Source records:

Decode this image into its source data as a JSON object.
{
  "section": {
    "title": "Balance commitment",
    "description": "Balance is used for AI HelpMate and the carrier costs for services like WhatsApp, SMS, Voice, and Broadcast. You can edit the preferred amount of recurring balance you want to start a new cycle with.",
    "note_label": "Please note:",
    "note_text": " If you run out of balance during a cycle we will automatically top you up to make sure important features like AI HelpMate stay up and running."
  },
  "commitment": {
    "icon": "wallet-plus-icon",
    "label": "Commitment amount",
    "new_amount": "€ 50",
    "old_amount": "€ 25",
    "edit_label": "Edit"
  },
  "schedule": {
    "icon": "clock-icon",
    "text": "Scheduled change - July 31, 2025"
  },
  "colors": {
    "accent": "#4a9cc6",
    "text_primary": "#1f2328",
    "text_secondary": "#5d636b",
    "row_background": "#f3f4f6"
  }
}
...
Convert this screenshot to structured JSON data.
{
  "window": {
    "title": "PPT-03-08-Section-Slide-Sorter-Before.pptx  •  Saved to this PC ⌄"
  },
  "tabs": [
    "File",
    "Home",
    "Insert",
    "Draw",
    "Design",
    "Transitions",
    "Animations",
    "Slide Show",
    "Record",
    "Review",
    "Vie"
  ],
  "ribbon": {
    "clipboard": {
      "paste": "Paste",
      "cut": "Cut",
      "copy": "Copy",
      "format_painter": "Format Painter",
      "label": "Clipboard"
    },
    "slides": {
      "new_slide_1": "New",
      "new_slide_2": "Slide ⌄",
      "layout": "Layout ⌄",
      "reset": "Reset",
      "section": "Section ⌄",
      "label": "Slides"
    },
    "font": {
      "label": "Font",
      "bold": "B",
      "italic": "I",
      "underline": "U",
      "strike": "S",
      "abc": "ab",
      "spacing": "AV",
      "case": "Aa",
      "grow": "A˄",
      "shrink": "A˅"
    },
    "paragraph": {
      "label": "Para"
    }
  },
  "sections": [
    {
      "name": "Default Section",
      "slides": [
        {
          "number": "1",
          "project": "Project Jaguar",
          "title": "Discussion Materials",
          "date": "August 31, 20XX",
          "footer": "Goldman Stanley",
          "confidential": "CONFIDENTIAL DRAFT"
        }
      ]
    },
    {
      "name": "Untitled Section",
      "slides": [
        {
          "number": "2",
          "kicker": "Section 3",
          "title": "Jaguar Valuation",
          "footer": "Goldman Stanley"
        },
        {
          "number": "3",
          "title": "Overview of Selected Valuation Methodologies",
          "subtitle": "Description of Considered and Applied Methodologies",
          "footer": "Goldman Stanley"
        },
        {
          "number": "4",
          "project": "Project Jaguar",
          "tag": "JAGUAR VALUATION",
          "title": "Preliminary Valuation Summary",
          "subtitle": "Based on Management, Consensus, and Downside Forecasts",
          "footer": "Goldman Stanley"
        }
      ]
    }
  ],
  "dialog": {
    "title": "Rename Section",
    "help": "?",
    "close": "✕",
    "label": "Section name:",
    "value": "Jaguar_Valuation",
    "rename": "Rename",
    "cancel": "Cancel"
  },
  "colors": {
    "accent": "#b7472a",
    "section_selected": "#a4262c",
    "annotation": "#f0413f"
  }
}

**YOUR OBJECTIVE:** In the entries above, find each line with the string "HelpMate" and copy it.

**COMPLETE OUTPUT:**
    "description": "Balance is used for AI HelpMate and the carrier costs for services like WhatsApp, SMS, Voice, and Broadcast. You can edit the preferred amount of recurring balance you want to start a new cycle with.",
    "note_text": " If you run out of balance during a cycle we will automatically top you up to make sure important features like AI HelpMate stay up and running."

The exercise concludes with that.